What to do: Select all lines holding the word "Williams" from the entries that follow.

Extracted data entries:
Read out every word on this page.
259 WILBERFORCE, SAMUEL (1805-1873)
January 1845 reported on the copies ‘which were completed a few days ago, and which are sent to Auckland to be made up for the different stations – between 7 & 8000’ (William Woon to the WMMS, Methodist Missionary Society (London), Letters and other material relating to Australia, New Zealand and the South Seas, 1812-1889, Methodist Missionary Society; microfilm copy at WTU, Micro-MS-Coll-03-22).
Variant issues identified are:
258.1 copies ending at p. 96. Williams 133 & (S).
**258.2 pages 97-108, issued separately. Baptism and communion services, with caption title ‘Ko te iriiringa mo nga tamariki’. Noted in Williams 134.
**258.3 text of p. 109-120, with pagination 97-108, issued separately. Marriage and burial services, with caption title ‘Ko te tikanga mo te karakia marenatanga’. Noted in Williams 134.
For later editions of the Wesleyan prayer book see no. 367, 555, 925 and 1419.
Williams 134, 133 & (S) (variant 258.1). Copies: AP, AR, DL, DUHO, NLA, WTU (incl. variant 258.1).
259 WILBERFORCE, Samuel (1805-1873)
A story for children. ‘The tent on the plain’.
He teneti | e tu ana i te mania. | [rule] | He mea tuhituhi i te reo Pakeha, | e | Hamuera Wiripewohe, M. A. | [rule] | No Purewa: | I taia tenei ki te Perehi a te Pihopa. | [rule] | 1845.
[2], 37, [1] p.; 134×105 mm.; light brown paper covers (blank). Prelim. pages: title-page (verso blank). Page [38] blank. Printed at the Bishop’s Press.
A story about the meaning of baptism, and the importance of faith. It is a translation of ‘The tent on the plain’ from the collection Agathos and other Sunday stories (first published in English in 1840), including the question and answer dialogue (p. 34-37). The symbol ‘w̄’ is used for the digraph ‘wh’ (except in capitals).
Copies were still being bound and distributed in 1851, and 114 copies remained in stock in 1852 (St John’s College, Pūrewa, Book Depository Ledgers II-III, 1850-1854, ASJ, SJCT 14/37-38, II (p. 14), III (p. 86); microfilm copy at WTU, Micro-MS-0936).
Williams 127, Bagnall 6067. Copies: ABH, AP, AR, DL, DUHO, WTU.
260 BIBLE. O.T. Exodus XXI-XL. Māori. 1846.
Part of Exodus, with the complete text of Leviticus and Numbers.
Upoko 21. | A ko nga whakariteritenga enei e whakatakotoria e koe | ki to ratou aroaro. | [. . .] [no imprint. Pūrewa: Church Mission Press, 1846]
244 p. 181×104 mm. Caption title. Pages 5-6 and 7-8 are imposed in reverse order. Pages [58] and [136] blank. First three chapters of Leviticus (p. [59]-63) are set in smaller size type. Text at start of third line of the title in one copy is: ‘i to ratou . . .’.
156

Result of this task:
258.1 copies ending at p. 96. Williams 133 & (S).
**258.2 pages 97-108, issued separately. Baptism and communion services, with caption title ‘Ko te iriiringa mo nga tamariki’. Noted in Williams 134.
**258.3 text of p. 109-120, with pagination 97-108, issued separately. Marriage and burial services, with caption title ‘Ko te tikanga mo te karakia marenatanga’. Noted in Williams 134.
Williams 134, 133 & (S) (variant 258.1). Copies: AP, AR, DL, DUHO, NLA, WTU (incl. variant 258.1).
Williams 127, Bagnall 6067. Copies: ABH, AP, AR, DL, DUHO, WTU.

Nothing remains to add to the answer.